Goal :: Find each line with "JSON" and copy it.

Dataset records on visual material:
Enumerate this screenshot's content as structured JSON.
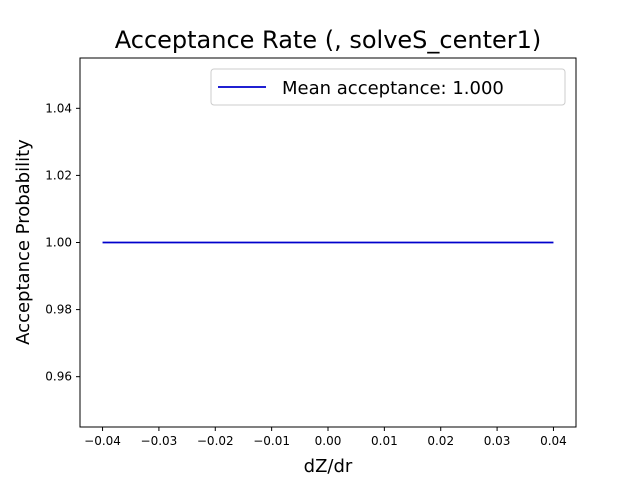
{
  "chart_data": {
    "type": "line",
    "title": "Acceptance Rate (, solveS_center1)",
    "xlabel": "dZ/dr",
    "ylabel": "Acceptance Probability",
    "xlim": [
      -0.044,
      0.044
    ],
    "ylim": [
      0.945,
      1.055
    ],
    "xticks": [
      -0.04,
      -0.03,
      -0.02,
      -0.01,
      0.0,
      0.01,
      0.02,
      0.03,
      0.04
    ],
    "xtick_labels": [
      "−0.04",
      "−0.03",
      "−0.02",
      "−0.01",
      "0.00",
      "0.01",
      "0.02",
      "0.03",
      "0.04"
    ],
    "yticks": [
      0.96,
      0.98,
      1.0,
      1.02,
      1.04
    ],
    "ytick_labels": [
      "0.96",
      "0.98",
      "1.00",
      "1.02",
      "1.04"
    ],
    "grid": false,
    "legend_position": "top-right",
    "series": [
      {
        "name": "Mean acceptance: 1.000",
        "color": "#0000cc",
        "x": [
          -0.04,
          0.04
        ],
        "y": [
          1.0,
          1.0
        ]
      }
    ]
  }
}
--
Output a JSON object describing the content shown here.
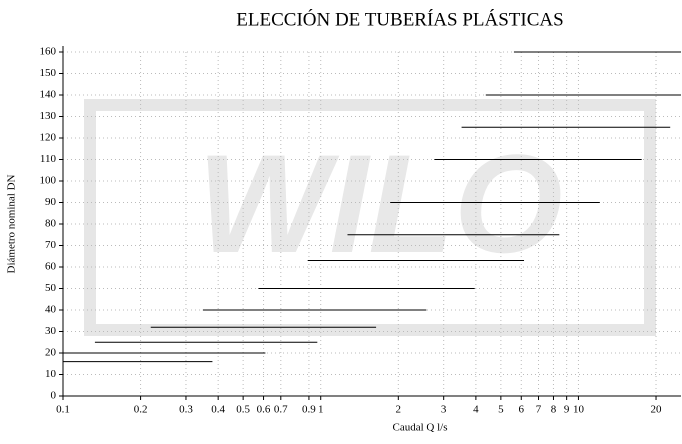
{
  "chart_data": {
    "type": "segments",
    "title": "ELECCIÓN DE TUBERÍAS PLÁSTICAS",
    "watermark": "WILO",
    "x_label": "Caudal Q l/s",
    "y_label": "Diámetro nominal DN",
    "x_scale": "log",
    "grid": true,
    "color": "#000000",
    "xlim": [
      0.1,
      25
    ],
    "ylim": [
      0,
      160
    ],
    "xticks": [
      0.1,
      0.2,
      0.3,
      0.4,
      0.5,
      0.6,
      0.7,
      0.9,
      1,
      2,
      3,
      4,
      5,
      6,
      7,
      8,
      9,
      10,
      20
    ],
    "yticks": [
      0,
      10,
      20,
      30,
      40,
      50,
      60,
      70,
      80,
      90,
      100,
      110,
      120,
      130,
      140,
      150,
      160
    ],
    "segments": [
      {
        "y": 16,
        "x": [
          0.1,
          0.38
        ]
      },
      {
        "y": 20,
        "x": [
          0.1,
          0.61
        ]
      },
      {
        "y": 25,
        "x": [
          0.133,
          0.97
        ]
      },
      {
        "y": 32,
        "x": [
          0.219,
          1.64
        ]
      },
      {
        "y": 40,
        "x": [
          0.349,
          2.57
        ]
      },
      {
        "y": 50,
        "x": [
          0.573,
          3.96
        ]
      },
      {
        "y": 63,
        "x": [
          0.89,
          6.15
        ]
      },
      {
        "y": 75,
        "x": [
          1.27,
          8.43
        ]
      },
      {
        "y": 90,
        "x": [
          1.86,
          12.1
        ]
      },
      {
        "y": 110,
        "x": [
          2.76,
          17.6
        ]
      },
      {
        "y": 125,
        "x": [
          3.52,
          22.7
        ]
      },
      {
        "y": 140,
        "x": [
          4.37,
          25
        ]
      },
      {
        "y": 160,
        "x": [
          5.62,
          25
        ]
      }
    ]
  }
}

Solved problem ::
Enumerate this screenshot's content as structured JSON.
Output a JSON object describing the content shown here.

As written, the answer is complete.